## Stated problem
Restate the full set of records exactly, word for word.
##########
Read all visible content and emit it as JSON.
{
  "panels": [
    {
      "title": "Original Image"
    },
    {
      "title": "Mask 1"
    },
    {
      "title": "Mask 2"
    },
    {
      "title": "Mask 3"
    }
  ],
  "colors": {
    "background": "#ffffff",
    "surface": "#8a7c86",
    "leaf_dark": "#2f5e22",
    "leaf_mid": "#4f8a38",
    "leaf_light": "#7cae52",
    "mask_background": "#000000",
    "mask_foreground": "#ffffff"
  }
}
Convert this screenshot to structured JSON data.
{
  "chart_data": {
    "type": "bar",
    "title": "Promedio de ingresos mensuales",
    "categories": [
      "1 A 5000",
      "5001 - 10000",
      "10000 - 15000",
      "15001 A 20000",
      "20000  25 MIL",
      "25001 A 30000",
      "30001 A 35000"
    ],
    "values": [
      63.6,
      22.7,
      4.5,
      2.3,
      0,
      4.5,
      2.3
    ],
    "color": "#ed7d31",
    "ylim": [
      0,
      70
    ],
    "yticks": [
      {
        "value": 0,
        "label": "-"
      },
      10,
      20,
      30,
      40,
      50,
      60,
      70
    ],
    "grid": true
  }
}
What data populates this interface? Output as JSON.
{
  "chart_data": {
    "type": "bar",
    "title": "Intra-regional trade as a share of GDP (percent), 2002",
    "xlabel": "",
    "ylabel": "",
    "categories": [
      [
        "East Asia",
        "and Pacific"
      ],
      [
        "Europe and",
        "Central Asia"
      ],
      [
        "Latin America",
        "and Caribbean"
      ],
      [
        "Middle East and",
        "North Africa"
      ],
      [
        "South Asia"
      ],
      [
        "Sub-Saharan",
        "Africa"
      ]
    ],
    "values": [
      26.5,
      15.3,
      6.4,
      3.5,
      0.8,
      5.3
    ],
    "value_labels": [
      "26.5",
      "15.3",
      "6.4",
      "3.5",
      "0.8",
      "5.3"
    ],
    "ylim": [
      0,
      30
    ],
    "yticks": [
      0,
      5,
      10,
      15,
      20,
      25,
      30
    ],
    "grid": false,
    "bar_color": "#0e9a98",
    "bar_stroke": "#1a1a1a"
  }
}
##########
## Task result
Read all visible content and emit it as JSON.
{
  "panels": [
    {
      "title": "Original Image"
    },
    {
      "title": "Mask 1"
    },
    {
      "title": "Mask 2"
    },
    {
      "title": "Mask 3"
    }
  ],
  "colors": {
    "background": "#ffffff",
    "surface": "#8a7c86",
    "leaf_dark": "#2f5e22",
    "leaf_mid": "#4f8a38",
    "leaf_light": "#7cae52",
    "mask_background": "#000000",
    "mask_foreground": "#ffffff"
  }
}
Convert this screenshot to structured JSON data.
{
  "chart_data": {
    "type": "bar",
    "title": "Promedio de ingresos mensuales",
    "categories": [
      "1 A 5000",
      "5001 - 10000",
      "10000 - 15000",
      "15001 A 20000",
      "20000  25 MIL",
      "25001 A 30000",
      "30001 A 35000"
    ],
    "values": [
      63.6,
      22.7,
      4.5,
      2.3,
      0,
      4.5,
      2.3
    ],
    "color": "#ed7d31",
    "ylim": [
      0,
      70
    ],
    "yticks": [
      {
        "value": 0,
        "label": "-"
      },
      10,
      20,
      30,
      40,
      50,
      60,
      70
    ],
    "grid": true
  }
}
What data populates this interface? Output as JSON.
{
  "chart_data": {
    "type": "bar",
    "title": "Intra-regional trade as a share of GDP (percent), 2002",
    "xlabel": "",
    "ylabel": "",
    "categories": [
      [
        "East Asia",
        "and Pacific"
      ],
      [
        "Europe and",
        "Central Asia"
      ],
      [
        "Latin America",
        "and Caribbean"
      ],
      [
        "Middle East and",
        "North Africa"
      ],
      [
        "South Asia"
      ],
      [
        "Sub-Saharan",
        "Africa"
      ]
    ],
    "values": [
      26.5,
      15.3,
      6.4,
      3.5,
      0.8,
      5.3
    ],
    "value_labels": [
      "26.5",
      "15.3",
      "6.4",
      "3.5",
      "0.8",
      "5.3"
    ],
    "ylim": [
      0,
      30
    ],
    "yticks": [
      0,
      5,
      10,
      15,
      20,
      25,
      30
    ],
    "grid": false,
    "bar_color": "#0e9a98",
    "bar_stroke": "#1a1a1a"
  }
}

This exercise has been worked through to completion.